PROBLEM DESCRIPTION
Each entry below is to be extracted exactly.

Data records
* * * *

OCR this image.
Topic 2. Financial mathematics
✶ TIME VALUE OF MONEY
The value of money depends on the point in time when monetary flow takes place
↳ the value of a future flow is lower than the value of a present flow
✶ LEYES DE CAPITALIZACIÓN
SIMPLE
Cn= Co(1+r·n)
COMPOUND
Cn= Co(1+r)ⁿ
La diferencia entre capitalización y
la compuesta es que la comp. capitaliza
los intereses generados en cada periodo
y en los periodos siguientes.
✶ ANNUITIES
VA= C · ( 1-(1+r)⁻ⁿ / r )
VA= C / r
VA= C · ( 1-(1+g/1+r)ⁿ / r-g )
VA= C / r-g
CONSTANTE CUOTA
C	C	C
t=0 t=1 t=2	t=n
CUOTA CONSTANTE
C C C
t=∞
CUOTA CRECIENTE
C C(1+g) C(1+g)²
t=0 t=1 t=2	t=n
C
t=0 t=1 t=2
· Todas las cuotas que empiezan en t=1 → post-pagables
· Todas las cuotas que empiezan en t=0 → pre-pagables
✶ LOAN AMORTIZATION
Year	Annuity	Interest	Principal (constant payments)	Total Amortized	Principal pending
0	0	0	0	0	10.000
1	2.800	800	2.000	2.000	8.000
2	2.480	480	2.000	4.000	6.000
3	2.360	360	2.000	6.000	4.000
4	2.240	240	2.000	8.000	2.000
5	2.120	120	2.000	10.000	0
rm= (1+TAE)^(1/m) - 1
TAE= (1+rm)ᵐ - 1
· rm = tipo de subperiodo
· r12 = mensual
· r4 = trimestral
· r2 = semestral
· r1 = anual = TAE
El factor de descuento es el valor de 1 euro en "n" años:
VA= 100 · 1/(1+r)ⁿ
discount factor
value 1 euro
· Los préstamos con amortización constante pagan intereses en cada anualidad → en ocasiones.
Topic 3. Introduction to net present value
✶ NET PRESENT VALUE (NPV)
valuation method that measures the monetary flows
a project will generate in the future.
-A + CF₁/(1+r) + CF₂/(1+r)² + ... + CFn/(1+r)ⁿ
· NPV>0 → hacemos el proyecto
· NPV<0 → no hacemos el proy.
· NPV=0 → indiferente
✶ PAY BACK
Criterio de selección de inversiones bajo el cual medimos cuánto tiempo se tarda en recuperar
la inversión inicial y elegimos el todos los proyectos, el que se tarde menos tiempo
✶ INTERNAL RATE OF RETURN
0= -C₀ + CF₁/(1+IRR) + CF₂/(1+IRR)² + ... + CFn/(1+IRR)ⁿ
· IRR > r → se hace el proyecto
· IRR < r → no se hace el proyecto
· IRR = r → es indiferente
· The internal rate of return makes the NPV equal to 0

* * * *

OUTPUT FOR THIS EXERCISE
OCR this image.
Topic 2. Financial mathematics
✶ TIME VALUE OF MONEY
The value of money depends on the point in time when monetary flow takes place
↳ the value of a future flow is lower than the value of a present flow
✶ LEYES DE CAPITALIZACIÓN
SIMPLE
Cn= Co(1+r·n)
COMPOUND
Cn= Co(1+r)ⁿ
La diferencia entre capitalización y
la compuesta es que la comp. capitaliza
los intereses generados en cada periodo
y en los periodos siguientes.
✶ ANNUITIES
VA= C · ( 1-(1+r)⁻ⁿ / r )
VA= C / r
VA= C · ( 1-(1+g/1+r)ⁿ / r-g )
VA= C / r-g
CONSTANTE CUOTA
C	C	C
t=0 t=1 t=2	t=n
CUOTA CONSTANTE
C C C
t=∞
CUOTA CRECIENTE
C C(1+g) C(1+g)²
t=0 t=1 t=2	t=n
C
t=0 t=1 t=2
· Todas las cuotas que empiezan en t=1 → post-pagables
· Todas las cuotas que empiezan en t=0 → pre-pagables
✶ LOAN AMORTIZATION
Year	Annuity	Interest	Principal (constant payments)	Total Amortized	Principal pending
0	0	0	0	0	10.000
1	2.800	800	2.000	2.000	8.000
2	2.480	480	2.000	4.000	6.000
3	2.360	360	2.000	6.000	4.000
4	2.240	240	2.000	8.000	2.000
5	2.120	120	2.000	10.000	0
rm= (1+TAE)^(1/m) - 1
TAE= (1+rm)ᵐ - 1
· rm = tipo de subperiodo
· r12 = mensual
· r4 = trimestral
· r2 = semestral
· r1 = anual = TAE
El factor de descuento es el valor de 1 euro en "n" años:
VA= 100 · 1/(1+r)ⁿ
discount factor
value 1 euro
· Los préstamos con amortización constante pagan intereses en cada anualidad → en ocasiones.
Topic 3. Introduction to net present value
✶ NET PRESENT VALUE (NPV)
valuation method that measures the monetary flows
a project will generate in the future.
-A + CF₁/(1+r) + CF₂/(1+r)² + ... + CFn/(1+r)ⁿ
· NPV>0 → hacemos el proyecto
· NPV<0 → no hacemos el proy.
· NPV=0 → indiferente
✶ PAY BACK
Criterio de selección de inversiones bajo el cual medimos cuánto tiempo se tarda en recuperar
la inversión inicial y elegimos el todos los proyectos, el que se tarde menos tiempo
✶ INTERNAL RATE OF RETURN
0= -C₀ + CF₁/(1+IRR) + CF₂/(1+IRR)² + ... + CFn/(1+IRR)ⁿ
· IRR > r → se hace el proyecto
· IRR < r → no se hace el proyecto
· IRR = r → es indiferente
· The internal rate of return makes the NPV equal to 0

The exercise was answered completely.